:: What you are asked to do ::
Using the listing below, give the number of lines where "page" appears, and nothing else.

:: Information provided ::
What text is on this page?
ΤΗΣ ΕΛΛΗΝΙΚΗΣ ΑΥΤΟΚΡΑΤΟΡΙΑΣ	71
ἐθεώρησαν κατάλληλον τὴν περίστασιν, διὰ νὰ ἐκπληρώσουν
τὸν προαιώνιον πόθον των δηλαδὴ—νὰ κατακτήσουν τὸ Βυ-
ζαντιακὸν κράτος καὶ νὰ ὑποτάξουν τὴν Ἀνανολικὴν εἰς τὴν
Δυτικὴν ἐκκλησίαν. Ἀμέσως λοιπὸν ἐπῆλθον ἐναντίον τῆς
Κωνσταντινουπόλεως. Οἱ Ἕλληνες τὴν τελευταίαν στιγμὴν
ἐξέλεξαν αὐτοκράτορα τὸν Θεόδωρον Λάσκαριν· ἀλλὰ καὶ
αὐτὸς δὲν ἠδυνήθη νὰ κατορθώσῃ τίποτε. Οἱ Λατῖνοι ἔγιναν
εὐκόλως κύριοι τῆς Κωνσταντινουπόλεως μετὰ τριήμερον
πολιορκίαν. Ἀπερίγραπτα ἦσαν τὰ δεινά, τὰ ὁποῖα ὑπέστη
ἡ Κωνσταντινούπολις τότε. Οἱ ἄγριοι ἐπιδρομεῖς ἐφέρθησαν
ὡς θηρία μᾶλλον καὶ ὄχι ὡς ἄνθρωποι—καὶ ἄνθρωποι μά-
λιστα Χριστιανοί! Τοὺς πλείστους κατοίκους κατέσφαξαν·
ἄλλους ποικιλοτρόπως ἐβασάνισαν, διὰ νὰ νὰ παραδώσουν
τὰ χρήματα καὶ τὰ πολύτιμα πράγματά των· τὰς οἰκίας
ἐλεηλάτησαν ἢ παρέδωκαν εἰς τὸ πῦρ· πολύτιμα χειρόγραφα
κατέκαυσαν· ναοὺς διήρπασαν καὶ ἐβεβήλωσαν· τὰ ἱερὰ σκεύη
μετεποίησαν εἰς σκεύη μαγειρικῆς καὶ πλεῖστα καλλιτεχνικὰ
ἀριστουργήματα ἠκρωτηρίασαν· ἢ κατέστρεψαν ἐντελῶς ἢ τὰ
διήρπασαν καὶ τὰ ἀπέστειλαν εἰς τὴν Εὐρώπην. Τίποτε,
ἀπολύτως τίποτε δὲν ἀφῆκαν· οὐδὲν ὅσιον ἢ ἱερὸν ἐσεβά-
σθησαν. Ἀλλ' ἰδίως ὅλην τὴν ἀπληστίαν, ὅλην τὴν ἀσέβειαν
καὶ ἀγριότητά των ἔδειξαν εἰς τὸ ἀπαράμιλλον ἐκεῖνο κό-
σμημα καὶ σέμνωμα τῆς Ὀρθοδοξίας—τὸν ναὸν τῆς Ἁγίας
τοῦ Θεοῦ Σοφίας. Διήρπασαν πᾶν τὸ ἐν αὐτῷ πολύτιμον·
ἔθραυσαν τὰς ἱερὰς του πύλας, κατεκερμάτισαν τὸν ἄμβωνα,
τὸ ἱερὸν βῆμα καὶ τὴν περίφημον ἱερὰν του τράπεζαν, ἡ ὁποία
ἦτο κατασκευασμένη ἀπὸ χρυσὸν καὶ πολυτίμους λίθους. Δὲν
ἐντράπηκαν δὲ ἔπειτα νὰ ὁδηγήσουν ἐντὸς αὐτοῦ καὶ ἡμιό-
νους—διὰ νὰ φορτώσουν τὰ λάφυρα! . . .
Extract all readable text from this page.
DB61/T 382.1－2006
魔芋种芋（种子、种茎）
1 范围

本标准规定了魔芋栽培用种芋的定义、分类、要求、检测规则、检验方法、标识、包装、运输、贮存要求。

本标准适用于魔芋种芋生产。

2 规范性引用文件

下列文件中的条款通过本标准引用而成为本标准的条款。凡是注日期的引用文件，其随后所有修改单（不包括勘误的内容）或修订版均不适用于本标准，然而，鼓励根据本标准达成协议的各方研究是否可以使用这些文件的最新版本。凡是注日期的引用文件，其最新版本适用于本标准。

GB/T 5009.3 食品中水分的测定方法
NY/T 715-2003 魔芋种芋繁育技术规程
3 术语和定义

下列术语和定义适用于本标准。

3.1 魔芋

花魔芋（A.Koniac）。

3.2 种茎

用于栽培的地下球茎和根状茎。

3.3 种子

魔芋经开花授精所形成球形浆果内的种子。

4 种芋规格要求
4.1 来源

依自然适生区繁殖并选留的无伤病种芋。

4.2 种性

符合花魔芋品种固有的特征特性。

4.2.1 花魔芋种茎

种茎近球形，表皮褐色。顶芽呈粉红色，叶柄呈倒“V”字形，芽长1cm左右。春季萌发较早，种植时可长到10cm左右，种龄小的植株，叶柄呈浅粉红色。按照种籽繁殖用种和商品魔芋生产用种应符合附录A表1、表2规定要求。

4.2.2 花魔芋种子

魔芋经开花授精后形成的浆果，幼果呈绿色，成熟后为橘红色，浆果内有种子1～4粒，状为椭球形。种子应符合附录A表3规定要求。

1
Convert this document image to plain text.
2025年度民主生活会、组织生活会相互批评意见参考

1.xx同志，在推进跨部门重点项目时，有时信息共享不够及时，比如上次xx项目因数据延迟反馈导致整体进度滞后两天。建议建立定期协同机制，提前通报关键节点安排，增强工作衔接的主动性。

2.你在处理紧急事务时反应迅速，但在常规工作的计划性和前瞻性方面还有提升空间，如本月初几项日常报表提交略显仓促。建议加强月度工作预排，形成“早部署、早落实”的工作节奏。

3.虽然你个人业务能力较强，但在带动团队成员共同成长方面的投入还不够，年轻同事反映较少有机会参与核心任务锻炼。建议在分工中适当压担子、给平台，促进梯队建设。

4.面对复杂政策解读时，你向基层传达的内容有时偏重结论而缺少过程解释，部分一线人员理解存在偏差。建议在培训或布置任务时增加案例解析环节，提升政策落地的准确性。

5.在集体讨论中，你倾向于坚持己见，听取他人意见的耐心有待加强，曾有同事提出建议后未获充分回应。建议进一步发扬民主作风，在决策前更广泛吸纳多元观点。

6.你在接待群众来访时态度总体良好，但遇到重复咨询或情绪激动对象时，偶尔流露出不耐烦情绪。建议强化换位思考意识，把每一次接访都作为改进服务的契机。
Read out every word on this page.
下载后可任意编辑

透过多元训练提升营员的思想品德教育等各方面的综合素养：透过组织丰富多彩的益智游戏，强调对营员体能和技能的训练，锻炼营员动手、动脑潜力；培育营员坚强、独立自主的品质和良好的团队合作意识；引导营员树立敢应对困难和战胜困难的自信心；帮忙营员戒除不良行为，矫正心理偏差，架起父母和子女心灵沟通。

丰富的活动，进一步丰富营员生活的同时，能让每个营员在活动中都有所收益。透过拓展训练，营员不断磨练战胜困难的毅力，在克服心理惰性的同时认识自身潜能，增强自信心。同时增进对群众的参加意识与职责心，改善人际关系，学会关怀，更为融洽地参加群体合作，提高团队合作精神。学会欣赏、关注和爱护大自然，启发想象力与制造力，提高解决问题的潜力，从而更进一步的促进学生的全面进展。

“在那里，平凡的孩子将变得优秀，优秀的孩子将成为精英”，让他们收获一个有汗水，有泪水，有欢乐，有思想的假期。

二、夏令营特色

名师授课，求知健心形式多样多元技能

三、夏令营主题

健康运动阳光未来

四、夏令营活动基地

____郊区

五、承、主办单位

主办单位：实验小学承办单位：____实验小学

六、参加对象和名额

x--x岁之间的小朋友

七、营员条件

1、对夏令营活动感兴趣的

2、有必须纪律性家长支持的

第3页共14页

:: Reply to the exercise ::
3